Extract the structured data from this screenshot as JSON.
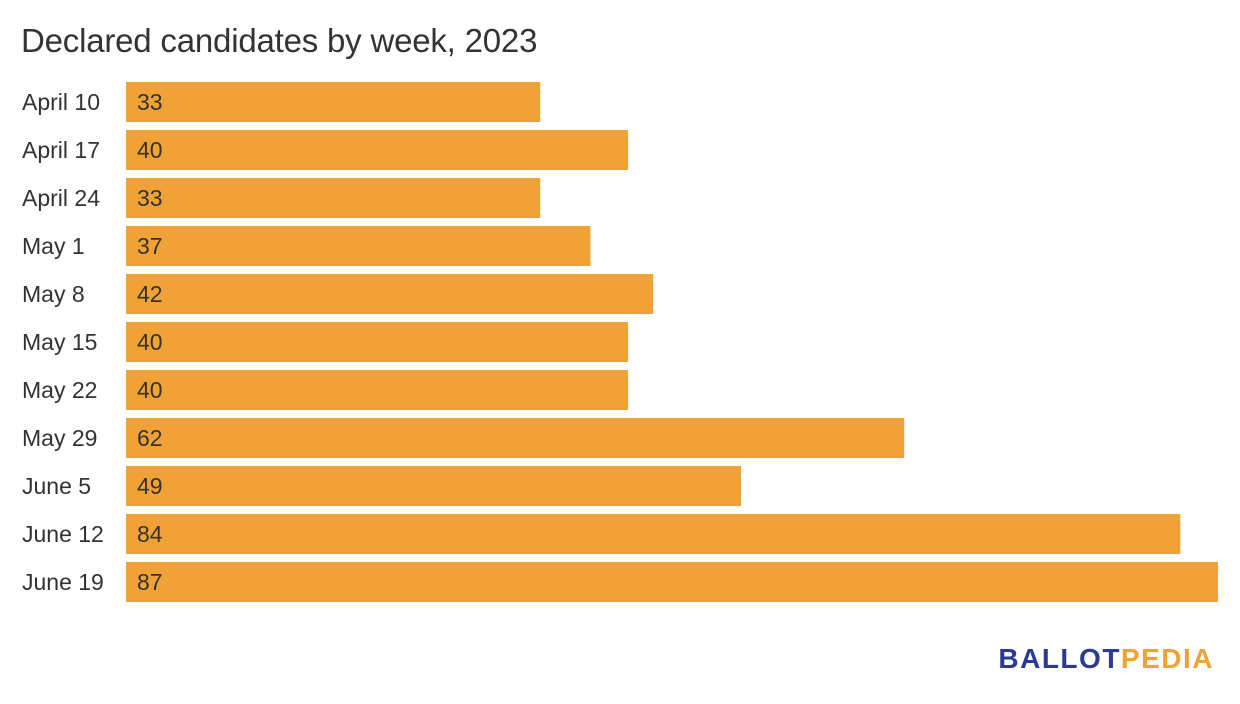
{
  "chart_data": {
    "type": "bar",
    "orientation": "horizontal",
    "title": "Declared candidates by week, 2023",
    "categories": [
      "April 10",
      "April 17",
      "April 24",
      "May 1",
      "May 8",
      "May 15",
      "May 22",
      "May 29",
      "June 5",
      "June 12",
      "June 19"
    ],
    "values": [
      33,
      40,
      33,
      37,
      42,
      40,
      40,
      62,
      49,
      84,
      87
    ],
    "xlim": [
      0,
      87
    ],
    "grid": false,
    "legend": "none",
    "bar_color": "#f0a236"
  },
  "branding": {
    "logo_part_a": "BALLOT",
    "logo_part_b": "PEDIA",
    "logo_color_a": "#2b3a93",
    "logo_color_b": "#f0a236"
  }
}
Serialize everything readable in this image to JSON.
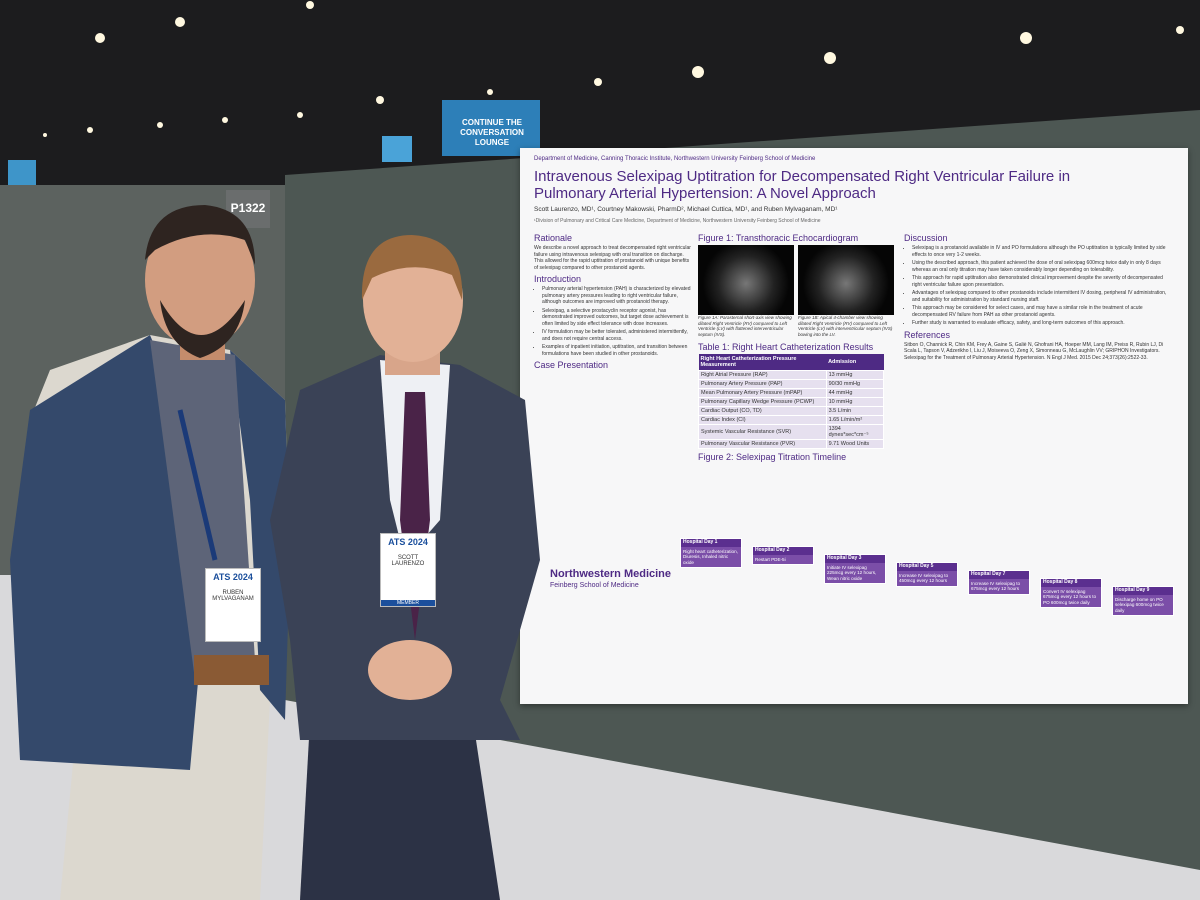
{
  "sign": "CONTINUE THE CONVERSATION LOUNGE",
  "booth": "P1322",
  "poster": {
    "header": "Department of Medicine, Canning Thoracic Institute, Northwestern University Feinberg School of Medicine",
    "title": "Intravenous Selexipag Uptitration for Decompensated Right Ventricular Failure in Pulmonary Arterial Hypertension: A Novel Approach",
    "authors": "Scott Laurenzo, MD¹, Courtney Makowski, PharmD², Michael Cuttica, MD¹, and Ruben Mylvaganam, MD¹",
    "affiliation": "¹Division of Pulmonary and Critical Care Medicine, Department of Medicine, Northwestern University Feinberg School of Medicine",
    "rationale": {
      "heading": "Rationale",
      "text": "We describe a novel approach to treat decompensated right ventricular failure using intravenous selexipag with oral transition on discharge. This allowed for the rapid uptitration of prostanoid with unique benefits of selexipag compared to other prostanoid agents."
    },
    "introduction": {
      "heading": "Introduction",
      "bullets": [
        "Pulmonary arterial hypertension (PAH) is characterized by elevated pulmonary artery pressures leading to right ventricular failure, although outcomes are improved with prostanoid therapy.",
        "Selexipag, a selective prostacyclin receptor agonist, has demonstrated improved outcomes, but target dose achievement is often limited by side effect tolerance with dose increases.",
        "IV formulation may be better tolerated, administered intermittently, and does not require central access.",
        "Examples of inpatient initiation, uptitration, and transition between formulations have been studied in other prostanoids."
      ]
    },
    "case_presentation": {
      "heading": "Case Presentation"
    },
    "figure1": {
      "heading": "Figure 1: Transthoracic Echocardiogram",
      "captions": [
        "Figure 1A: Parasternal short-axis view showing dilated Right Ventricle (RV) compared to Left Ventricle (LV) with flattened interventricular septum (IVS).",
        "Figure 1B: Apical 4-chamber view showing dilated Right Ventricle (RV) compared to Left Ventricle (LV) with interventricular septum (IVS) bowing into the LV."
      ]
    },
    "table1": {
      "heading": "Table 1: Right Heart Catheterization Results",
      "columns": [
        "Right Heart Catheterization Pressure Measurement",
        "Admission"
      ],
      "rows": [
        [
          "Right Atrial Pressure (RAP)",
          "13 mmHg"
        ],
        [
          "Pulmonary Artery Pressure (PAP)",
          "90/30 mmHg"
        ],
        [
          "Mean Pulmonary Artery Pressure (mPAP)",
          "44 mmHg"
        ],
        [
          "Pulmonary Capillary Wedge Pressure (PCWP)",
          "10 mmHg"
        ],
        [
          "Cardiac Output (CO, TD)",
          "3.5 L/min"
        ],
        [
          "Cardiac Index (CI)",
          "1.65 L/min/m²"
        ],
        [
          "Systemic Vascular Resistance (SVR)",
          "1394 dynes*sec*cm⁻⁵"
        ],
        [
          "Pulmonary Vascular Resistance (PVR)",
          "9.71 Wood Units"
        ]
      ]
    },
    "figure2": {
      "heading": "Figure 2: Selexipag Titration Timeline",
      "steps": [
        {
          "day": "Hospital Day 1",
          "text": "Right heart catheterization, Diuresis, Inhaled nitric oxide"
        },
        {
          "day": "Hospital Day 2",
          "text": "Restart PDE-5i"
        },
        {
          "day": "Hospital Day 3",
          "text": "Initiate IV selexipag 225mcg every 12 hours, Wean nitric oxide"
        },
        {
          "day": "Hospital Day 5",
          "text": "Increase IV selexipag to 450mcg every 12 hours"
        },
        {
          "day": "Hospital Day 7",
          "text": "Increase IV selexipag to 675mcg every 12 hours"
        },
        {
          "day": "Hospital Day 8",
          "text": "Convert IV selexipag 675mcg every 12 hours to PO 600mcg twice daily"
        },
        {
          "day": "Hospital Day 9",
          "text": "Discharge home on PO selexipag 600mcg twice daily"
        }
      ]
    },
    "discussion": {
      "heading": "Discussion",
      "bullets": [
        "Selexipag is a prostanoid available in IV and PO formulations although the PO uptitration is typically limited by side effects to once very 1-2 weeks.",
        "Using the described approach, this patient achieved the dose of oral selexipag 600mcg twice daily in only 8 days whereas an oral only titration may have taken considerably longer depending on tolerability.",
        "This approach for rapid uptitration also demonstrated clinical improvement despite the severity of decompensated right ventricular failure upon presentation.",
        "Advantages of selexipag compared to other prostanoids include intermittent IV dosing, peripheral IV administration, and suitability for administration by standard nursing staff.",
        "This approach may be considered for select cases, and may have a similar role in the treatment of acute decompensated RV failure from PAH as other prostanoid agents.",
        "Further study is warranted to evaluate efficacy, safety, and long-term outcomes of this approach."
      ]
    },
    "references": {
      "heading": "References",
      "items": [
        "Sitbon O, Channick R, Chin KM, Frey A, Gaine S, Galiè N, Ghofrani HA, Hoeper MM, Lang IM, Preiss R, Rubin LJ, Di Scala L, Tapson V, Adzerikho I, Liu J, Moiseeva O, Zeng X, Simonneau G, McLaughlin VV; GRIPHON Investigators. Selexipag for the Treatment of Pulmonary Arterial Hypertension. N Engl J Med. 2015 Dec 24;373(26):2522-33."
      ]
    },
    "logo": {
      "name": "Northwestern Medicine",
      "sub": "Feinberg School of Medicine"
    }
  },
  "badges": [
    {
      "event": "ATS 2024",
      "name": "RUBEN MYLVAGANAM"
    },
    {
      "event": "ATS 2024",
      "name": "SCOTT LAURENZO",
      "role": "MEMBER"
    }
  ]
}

++++++++++++++++++++

• TASK STATEMENT:
Omit any images, then output the listing exactly.

• TASK OUTPUT:
Extract the structured data from this screenshot as JSON.
{
  "chart_data": {
    "type": "bar",
    "orientation": "horizontal",
    "title": "Declared candidates by week, 2023",
    "categories": [
      "April 10",
      "April 17",
      "April 24",
      "May 1",
      "May 8",
      "May 15",
      "May 22",
      "May 29",
      "June 5",
      "June 12",
      "June 19"
    ],
    "values": [
      33,
      40,
      33,
      37,
      42,
      40,
      40,
      62,
      49,
      84,
      87
    ],
    "xlim": [
      0,
      87
    ],
    "grid": false,
    "legend": "none",
    "bar_color": "#f0a236"
  },
  "branding": {
    "logo_part_a": "BALLOT",
    "logo_part_b": "PEDIA",
    "logo_color_a": "#2b3a93",
    "logo_color_b": "#f0a236"
  }
}
Serialize everything readable in this image to JSON.
{
  "sign": "CONTINUE THE CONVERSATION LOUNGE",
  "booth": "P1322",
  "poster": {
    "header": "Department of Medicine, Canning Thoracic Institute, Northwestern University Feinberg School of Medicine",
    "title": "Intravenous Selexipag Uptitration for Decompensated Right Ventricular Failure in Pulmonary Arterial Hypertension: A Novel Approach",
    "authors": "Scott Laurenzo, MD¹, Courtney Makowski, PharmD², Michael Cuttica, MD¹, and Ruben Mylvaganam, MD¹",
    "affiliation": "¹Division of Pulmonary and Critical Care Medicine, Department of Medicine, Northwestern University Feinberg School of Medicine",
    "rationale": {
      "heading": "Rationale",
      "text": "We describe a novel approach to treat decompensated right ventricular failure using intravenous selexipag with oral transition on discharge. This allowed for the rapid uptitration of prostanoid with unique benefits of selexipag compared to other prostanoid agents."
    },
    "introduction": {
      "heading": "Introduction",
      "bullets": [
        "Pulmonary arterial hypertension (PAH) is characterized by elevated pulmonary artery pressures leading to right ventricular failure, although outcomes are improved with prostanoid therapy.",
        "Selexipag, a selective prostacyclin receptor agonist, has demonstrated improved outcomes, but target dose achievement is often limited by side effect tolerance with dose increases.",
        "IV formulation may be better tolerated, administered intermittently, and does not require central access.",
        "Examples of inpatient initiation, uptitration, and transition between formulations have been studied in other prostanoids."
      ]
    },
    "case_presentation": {
      "heading": "Case Presentation"
    },
    "figure1": {
      "heading": "Figure 1: Transthoracic Echocardiogram",
      "captions": [
        "Figure 1A: Parasternal short-axis view showing dilated Right Ventricle (RV) compared to Left Ventricle (LV) with flattened interventricular septum (IVS).",
        "Figure 1B: Apical 4-chamber view showing dilated Right Ventricle (RV) compared to Left Ventricle (LV) with interventricular septum (IVS) bowing into the LV."
      ]
    },
    "table1": {
      "heading": "Table 1: Right Heart Catheterization Results",
      "columns": [
        "Right Heart Catheterization Pressure Measurement",
        "Admission"
      ],
      "rows": [
        [
          "Right Atrial Pressure (RAP)",
          "13 mmHg"
        ],
        [
          "Pulmonary Artery Pressure (PAP)",
          "90/30 mmHg"
        ],
        [
          "Mean Pulmonary Artery Pressure (mPAP)",
          "44 mmHg"
        ],
        [
          "Pulmonary Capillary Wedge Pressure (PCWP)",
          "10 mmHg"
        ],
        [
          "Cardiac Output (CO, TD)",
          "3.5 L/min"
        ],
        [
          "Cardiac Index (CI)",
          "1.65 L/min/m²"
        ],
        [
          "Systemic Vascular Resistance (SVR)",
          "1394 dynes*sec*cm⁻⁵"
        ],
        [
          "Pulmonary Vascular Resistance (PVR)",
          "9.71 Wood Units"
        ]
      ]
    },
    "figure2": {
      "heading": "Figure 2: Selexipag Titration Timeline",
      "steps": [
        {
          "day": "Hospital Day 1",
          "text": "Right heart catheterization, Diuresis, Inhaled nitric oxide"
        },
        {
          "day": "Hospital Day 2",
          "text": "Restart PDE-5i"
        },
        {
          "day": "Hospital Day 3",
          "text": "Initiate IV selexipag 225mcg every 12 hours, Wean nitric oxide"
        },
        {
          "day": "Hospital Day 5",
          "text": "Increase IV selexipag to 450mcg every 12 hours"
        },
        {
          "day": "Hospital Day 7",
          "text": "Increase IV selexipag to 675mcg every 12 hours"
        },
        {
          "day": "Hospital Day 8",
          "text": "Convert IV selexipag 675mcg every 12 hours to PO 600mcg twice daily"
        },
        {
          "day": "Hospital Day 9",
          "text": "Discharge home on PO selexipag 600mcg twice daily"
        }
      ]
    },
    "discussion": {
      "heading": "Discussion",
      "bullets": [
        "Selexipag is a prostanoid available in IV and PO formulations although the PO uptitration is typically limited by side effects to once very 1-2 weeks.",
        "Using the described approach, this patient achieved the dose of oral selexipag 600mcg twice daily in only 8 days whereas an oral only titration may have taken considerably longer depending on tolerability.",
        "This approach for rapid uptitration also demonstrated clinical improvement despite the severity of decompensated right ventricular failure upon presentation.",
        "Advantages of selexipag compared to other prostanoids include intermittent IV dosing, peripheral IV administration, and suitability for administration by standard nursing staff.",
        "This approach may be considered for select cases, and may have a similar role in the treatment of acute decompensated RV failure from PAH as other prostanoid agents.",
        "Further study is warranted to evaluate efficacy, safety, and long-term outcomes of this approach."
      ]
    },
    "references": {
      "heading": "References",
      "items": [
        "Sitbon O, Channick R, Chin KM, Frey A, Gaine S, Galiè N, Ghofrani HA, Hoeper MM, Lang IM, Preiss R, Rubin LJ, Di Scala L, Tapson V, Adzerikho I, Liu J, Moiseeva O, Zeng X, Simonneau G, McLaughlin VV; GRIPHON Investigators. Selexipag for the Treatment of Pulmonary Arterial Hypertension. N Engl J Med. 2015 Dec 24;373(26):2522-33."
      ]
    },
    "logo": {
      "name": "Northwestern Medicine",
      "sub": "Feinberg School of Medicine"
    }
  },
  "badges": [
    {
      "event": "ATS 2024",
      "name": "RUBEN MYLVAGANAM"
    },
    {
      "event": "ATS 2024",
      "name": "SCOTT LAURENZO",
      "role": "MEMBER"
    }
  ]
}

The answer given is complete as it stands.